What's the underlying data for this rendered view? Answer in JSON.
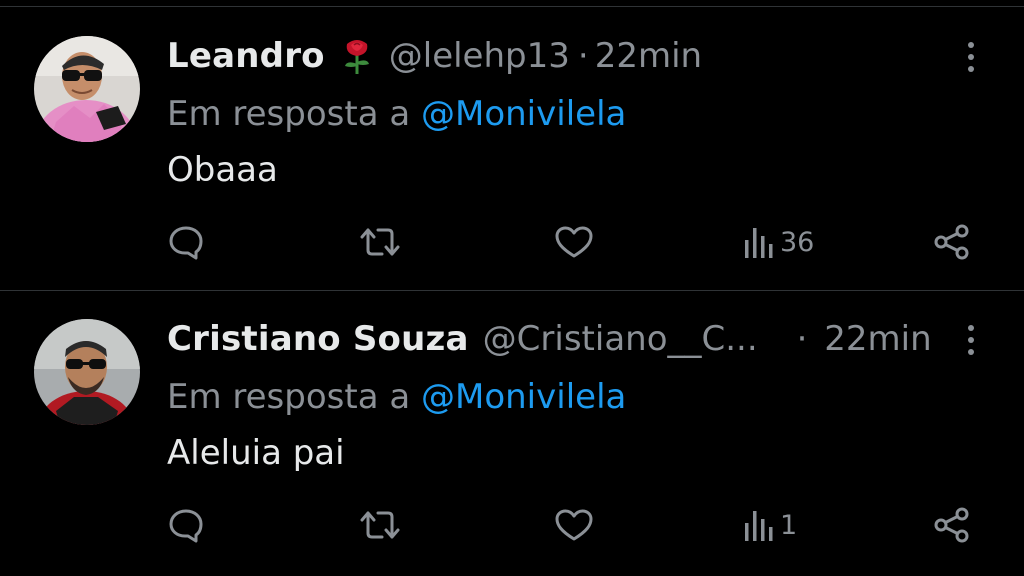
{
  "replies": [
    {
      "name": "Leandro",
      "emoji": "rose",
      "handle": "@lelehp13",
      "separator": "·",
      "time": "22min",
      "reply_prefix": "Em resposta a",
      "reply_to": "@Monivilela",
      "text": "Obaaa",
      "views": "36"
    },
    {
      "name": "Cristiano Souza",
      "handle": "@Cristiano__C...",
      "separator": "·",
      "time": "22min",
      "reply_prefix": "Em resposta a",
      "reply_to": "@Monivilela",
      "text": "Aleluia pai",
      "views": "1"
    }
  ],
  "colors": {
    "background": "#000000",
    "primary_text": "#e7e9ea",
    "secondary_text": "#8b9096",
    "link": "#1d9bf0",
    "divider": "#2f3336"
  },
  "icons": {
    "reply": "comment-icon",
    "retweet": "retweet-icon",
    "like": "heart-icon",
    "views": "views-chart-icon",
    "share": "share-icon",
    "more": "more-vertical-icon"
  }
}
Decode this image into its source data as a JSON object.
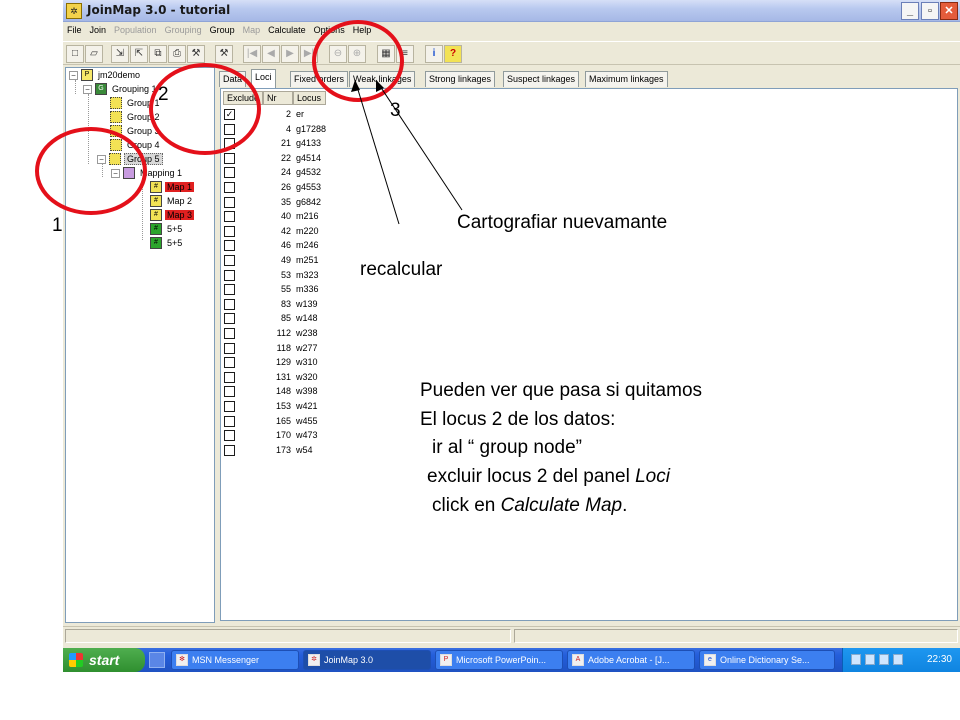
{
  "window": {
    "title": "JoinMap 3.0  - tutorial",
    "app_icon": "joinmap-app-icon",
    "buttons": [
      "_",
      "▫",
      "✕"
    ]
  },
  "menu": [
    {
      "label": "File",
      "enabled": true
    },
    {
      "label": "Join",
      "enabled": true
    },
    {
      "label": "Population",
      "enabled": false
    },
    {
      "label": "Grouping",
      "enabled": false
    },
    {
      "label": "Group",
      "enabled": true
    },
    {
      "label": "Map",
      "enabled": false
    },
    {
      "label": "Calculate",
      "enabled": true
    },
    {
      "label": "Options",
      "enabled": true
    },
    {
      "label": "Help",
      "enabled": true
    }
  ],
  "toolbar": {
    "icons": [
      "new-file-icon",
      "open-folder-icon",
      "import-icon",
      "export-icon",
      "copy-icon",
      "print-icon",
      "tools-icon",
      "hammer-icon",
      "first-icon",
      "prev-icon",
      "next-icon",
      "last-icon",
      "zoom-out-icon",
      "zoom-in-icon",
      "calculator-icon",
      "list-icon",
      "info-icon",
      "help-icon"
    ]
  },
  "tree": {
    "project": "jm20demo",
    "grouping": "Grouping 1",
    "groups": [
      "Group 1",
      "Group 2",
      "Group 3",
      "Group 4",
      "Group 5"
    ],
    "mapping": "Mapping 1",
    "maps": [
      "Map 1",
      "Map 2",
      "Map 3",
      "5+5",
      "5+5"
    ]
  },
  "tabs": [
    {
      "label": "Data",
      "active": false
    },
    {
      "label": "Loci",
      "active": true
    },
    {
      "label": "Fixed orders",
      "active": false
    },
    {
      "label": "Weak linkages",
      "active": false
    },
    {
      "label": "Strong linkages",
      "active": false
    },
    {
      "label": "Suspect linkages",
      "active": false
    },
    {
      "label": "Maximum linkages",
      "active": false
    }
  ],
  "loci_table": {
    "headers": [
      "Exclude",
      "Nr",
      "Locus"
    ],
    "rows": [
      {
        "exclude": true,
        "nr": "2",
        "locus": "er"
      },
      {
        "exclude": false,
        "nr": "4",
        "locus": "g17288"
      },
      {
        "exclude": false,
        "nr": "21",
        "locus": "g4133"
      },
      {
        "exclude": false,
        "nr": "22",
        "locus": "g4514"
      },
      {
        "exclude": false,
        "nr": "24",
        "locus": "g4532"
      },
      {
        "exclude": false,
        "nr": "26",
        "locus": "g4553"
      },
      {
        "exclude": false,
        "nr": "35",
        "locus": "g6842"
      },
      {
        "exclude": false,
        "nr": "40",
        "locus": "m216"
      },
      {
        "exclude": false,
        "nr": "42",
        "locus": "m220"
      },
      {
        "exclude": false,
        "nr": "46",
        "locus": "m246"
      },
      {
        "exclude": false,
        "nr": "49",
        "locus": "m251"
      },
      {
        "exclude": false,
        "nr": "53",
        "locus": "m323"
      },
      {
        "exclude": false,
        "nr": "55",
        "locus": "m336"
      },
      {
        "exclude": false,
        "nr": "83",
        "locus": "w139"
      },
      {
        "exclude": false,
        "nr": "85",
        "locus": "w148"
      },
      {
        "exclude": false,
        "nr": "112",
        "locus": "w238"
      },
      {
        "exclude": false,
        "nr": "118",
        "locus": "w277"
      },
      {
        "exclude": false,
        "nr": "129",
        "locus": "w310"
      },
      {
        "exclude": false,
        "nr": "131",
        "locus": "w320"
      },
      {
        "exclude": false,
        "nr": "148",
        "locus": "w398"
      },
      {
        "exclude": false,
        "nr": "153",
        "locus": "w421"
      },
      {
        "exclude": false,
        "nr": "165",
        "locus": "w455"
      },
      {
        "exclude": false,
        "nr": "170",
        "locus": "w473"
      },
      {
        "exclude": false,
        "nr": "173",
        "locus": "w54"
      }
    ]
  },
  "taskbar": {
    "start_label": "start",
    "tasks": [
      {
        "label": "MSN Messenger",
        "icon": "msn-icon",
        "active": false
      },
      {
        "label": "JoinMap 3.0",
        "icon": "joinmap-icon",
        "active": true
      },
      {
        "label": "Microsoft PowerPoin...",
        "icon": "powerpoint-icon",
        "active": false
      },
      {
        "label": "Adobe Acrobat - [J...",
        "icon": "acrobat-icon",
        "active": false
      },
      {
        "label": "Online Dictionary Se...",
        "icon": "ie-icon",
        "active": false
      }
    ],
    "clock": "22:30"
  },
  "annotations": {
    "marker_1": "1",
    "marker_2": "2",
    "marker_3": "3",
    "remap_label": "Cartografiar nuevamante",
    "recalc_label": "recalcular",
    "instructions": [
      "Pueden ver que pasa si quitamos",
      "El locus 2  de los datos:",
      "ir al “ group node”",
      "excluir locus 2 del panel Loci",
      "click en Calculate Map."
    ],
    "annotation_color": "#e4101a"
  }
}
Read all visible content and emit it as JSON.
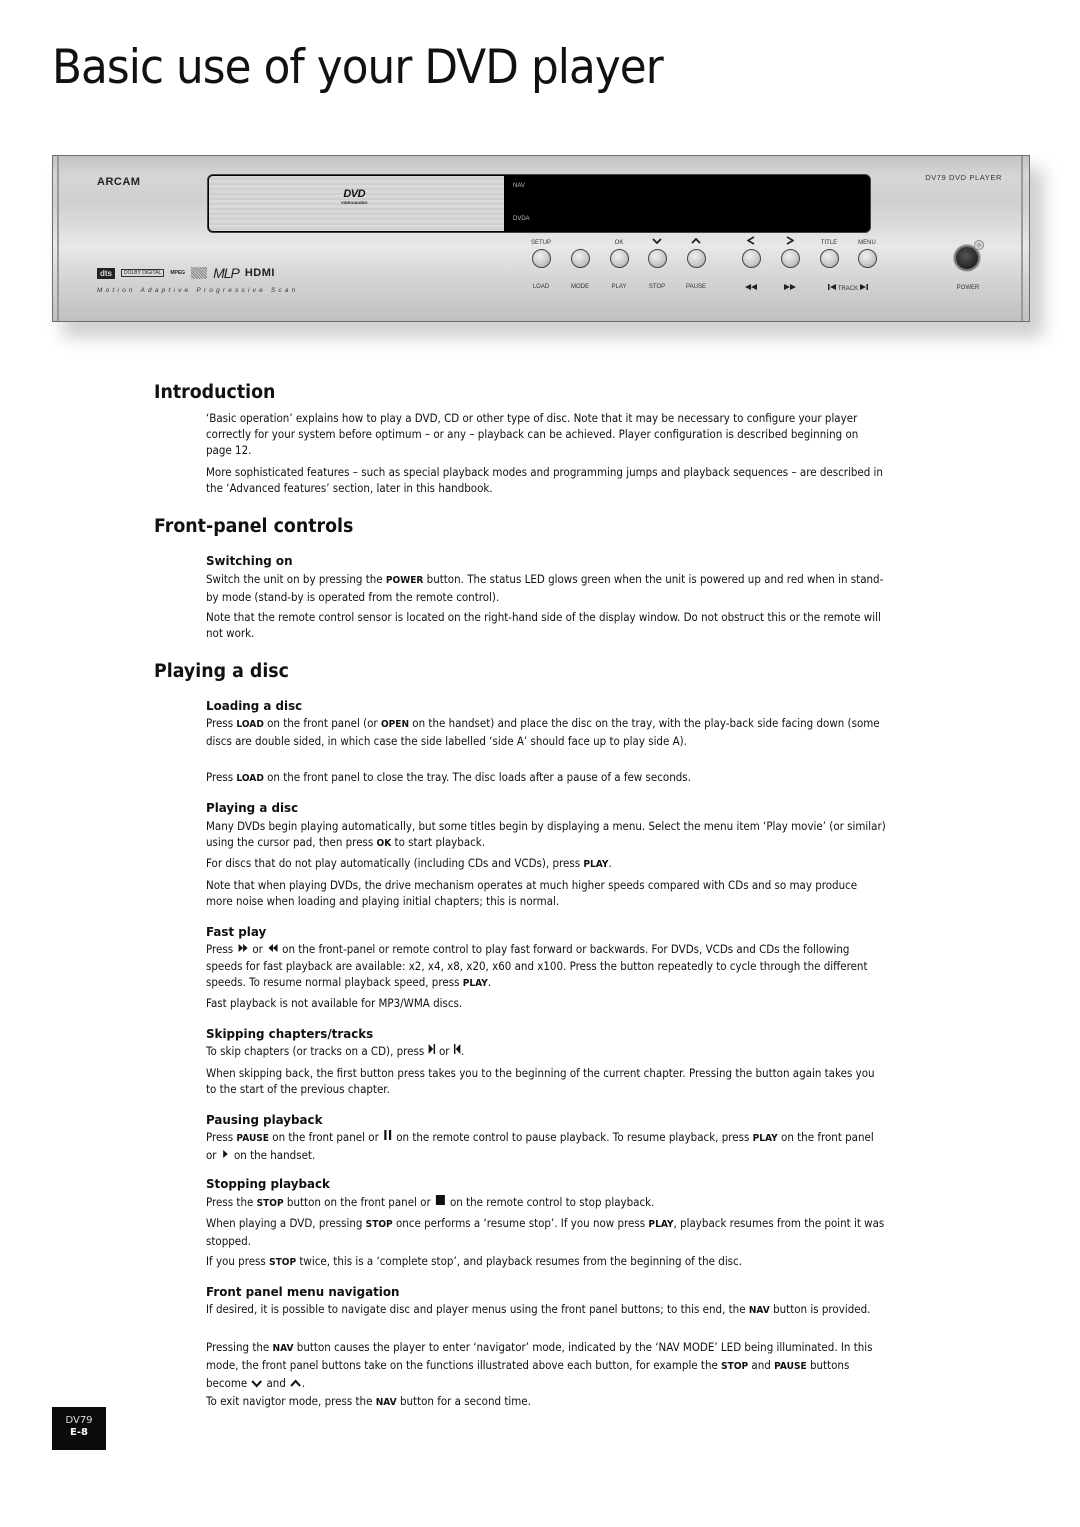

-*-*-

WHAT YOU ARE ASKED TO DO —
All the records need to be repeated exactly, with the images dropped.

CORRECT ANSWER —
What's the underlying data for this rendered view? Answer in JSON.
{
  "replies": [
    {
      "name": "Leandro",
      "emoji": "rose",
      "handle": "@lelehp13",
      "separator": "·",
      "time": "22min",
      "reply_prefix": "Em resposta a",
      "reply_to": "@Monivilela",
      "text": "Obaaa",
      "views": "36"
    },
    {
      "name": "Cristiano Souza",
      "handle": "@Cristiano__C...",
      "separator": "·",
      "time": "22min",
      "reply_prefix": "Em resposta a",
      "reply_to": "@Monivilela",
      "text": "Aleluia pai",
      "views": "1"
    }
  ],
  "colors": {
    "background": "#000000",
    "primary_text": "#e7e9ea",
    "secondary_text": "#8b9096",
    "link": "#1d9bf0",
    "divider": "#2f3336"
  },
  "icons": {
    "reply": "comment-icon",
    "retweet": "retweet-icon",
    "like": "heart-icon",
    "views": "views-chart-icon",
    "share": "share-icon",
    "more": "more-vertical-icon"
  }
}
Decode this image into its source data as a JSON object.
{
  "window": {
    "title": "JoinMap 3.0  - tutorial",
    "app_icon": "joinmap-app-icon",
    "buttons": [
      "_",
      "▫",
      "✕"
    ]
  },
  "menu": [
    {
      "label": "File",
      "enabled": true
    },
    {
      "label": "Join",
      "enabled": true
    },
    {
      "label": "Population",
      "enabled": false
    },
    {
      "label": "Grouping",
      "enabled": false
    },
    {
      "label": "Group",
      "enabled": true
    },
    {
      "label": "Map",
      "enabled": false
    },
    {
      "label": "Calculate",
      "enabled": true
    },
    {
      "label": "Options",
      "enabled": true
    },
    {
      "label": "Help",
      "enabled": true
    }
  ],
  "toolbar": {
    "icons": [
      "new-file-icon",
      "open-folder-icon",
      "import-icon",
      "export-icon",
      "copy-icon",
      "print-icon",
      "tools-icon",
      "hammer-icon",
      "first-icon",
      "prev-icon",
      "next-icon",
      "last-icon",
      "zoom-out-icon",
      "zoom-in-icon",
      "calculator-icon",
      "list-icon",
      "info-icon",
      "help-icon"
    ]
  },
  "tree": {
    "project": "jm20demo",
    "grouping": "Grouping 1",
    "groups": [
      "Group 1",
      "Group 2",
      "Group 3",
      "Group 4",
      "Group 5"
    ],
    "mapping": "Mapping 1",
    "maps": [
      "Map 1",
      "Map 2",
      "Map 3",
      "5+5",
      "5+5"
    ]
  },
  "tabs": [
    {
      "label": "Data",
      "active": false
    },
    {
      "label": "Loci",
      "active": true
    },
    {
      "label": "Fixed orders",
      "active": false
    },
    {
      "label": "Weak linkages",
      "active": false
    },
    {
      "label": "Strong linkages",
      "active": false
    },
    {
      "label": "Suspect linkages",
      "active": false
    },
    {
      "label": "Maximum linkages",
      "active": false
    }
  ],
  "loci_table": {
    "headers": [
      "Exclude",
      "Nr",
      "Locus"
    ],
    "rows": [
      {
        "exclude": true,
        "nr": "2",
        "locus": "er"
      },
      {
        "exclude": false,
        "nr": "4",
        "locus": "g17288"
      },
      {
        "exclude": false,
        "nr": "21",
        "locus": "g4133"
      },
      {
        "exclude": false,
        "nr": "22",
        "locus": "g4514"
      },
      {
        "exclude": false,
        "nr": "24",
        "locus": "g4532"
      },
      {
        "exclude": false,
        "nr": "26",
        "locus": "g4553"
      },
      {
        "exclude": false,
        "nr": "35",
        "locus": "g6842"
      },
      {
        "exclude": false,
        "nr": "40",
        "locus": "m216"
      },
      {
        "exclude": false,
        "nr": "42",
        "locus": "m220"
      },
      {
        "exclude": false,
        "nr": "46",
        "locus": "m246"
      },
      {
        "exclude": false,
        "nr": "49",
        "locus": "m251"
      },
      {
        "exclude": false,
        "nr": "53",
        "locus": "m323"
      },
      {
        "exclude": false,
        "nr": "55",
        "locus": "m336"
      },
      {
        "exclude": false,
        "nr": "83",
        "locus": "w139"
      },
      {
        "exclude": false,
        "nr": "85",
        "locus": "w148"
      },
      {
        "exclude": false,
        "nr": "112",
        "locus": "w238"
      },
      {
        "exclude": false,
        "nr": "118",
        "locus": "w277"
      },
      {
        "exclude": false,
        "nr": "129",
        "locus": "w310"
      },
      {
        "exclude": false,
        "nr": "131",
        "locus": "w320"
      },
      {
        "exclude": false,
        "nr": "148",
        "locus": "w398"
      },
      {
        "exclude": false,
        "nr": "153",
        "locus": "w421"
      },
      {
        "exclude": false,
        "nr": "165",
        "locus": "w455"
      },
      {
        "exclude": false,
        "nr": "170",
        "locus": "w473"
      },
      {
        "exclude": false,
        "nr": "173",
        "locus": "w54"
      }
    ]
  },
  "taskbar": {
    "start_label": "start",
    "tasks": [
      {
        "label": "MSN Messenger",
        "icon": "msn-icon",
        "active": false
      },
      {
        "label": "JoinMap 3.0",
        "icon": "joinmap-icon",
        "active": true
      },
      {
        "label": "Microsoft PowerPoin...",
        "icon": "powerpoint-icon",
        "active": false
      },
      {
        "label": "Adobe Acrobat - [J...",
        "icon": "acrobat-icon",
        "active": false
      },
      {
        "label": "Online Dictionary Se...",
        "icon": "ie-icon",
        "active": false
      }
    ],
    "clock": "22:30"
  },
  "annotations": {
    "marker_1": "1",
    "marker_2": "2",
    "marker_3": "3",
    "remap_label": "Cartografiar nuevamante",
    "recalc_label": "recalcular",
    "instructions": [
      "Pueden ver que pasa si quitamos",
      "El locus 2  de los datos:",
      "ir al “ group node”",
      "excluir locus 2 del panel Loci",
      "click en Calculate Map."
    ],
    "annotation_color": "#e4101a"
  }
}
Read all visible content and emit it as JSON.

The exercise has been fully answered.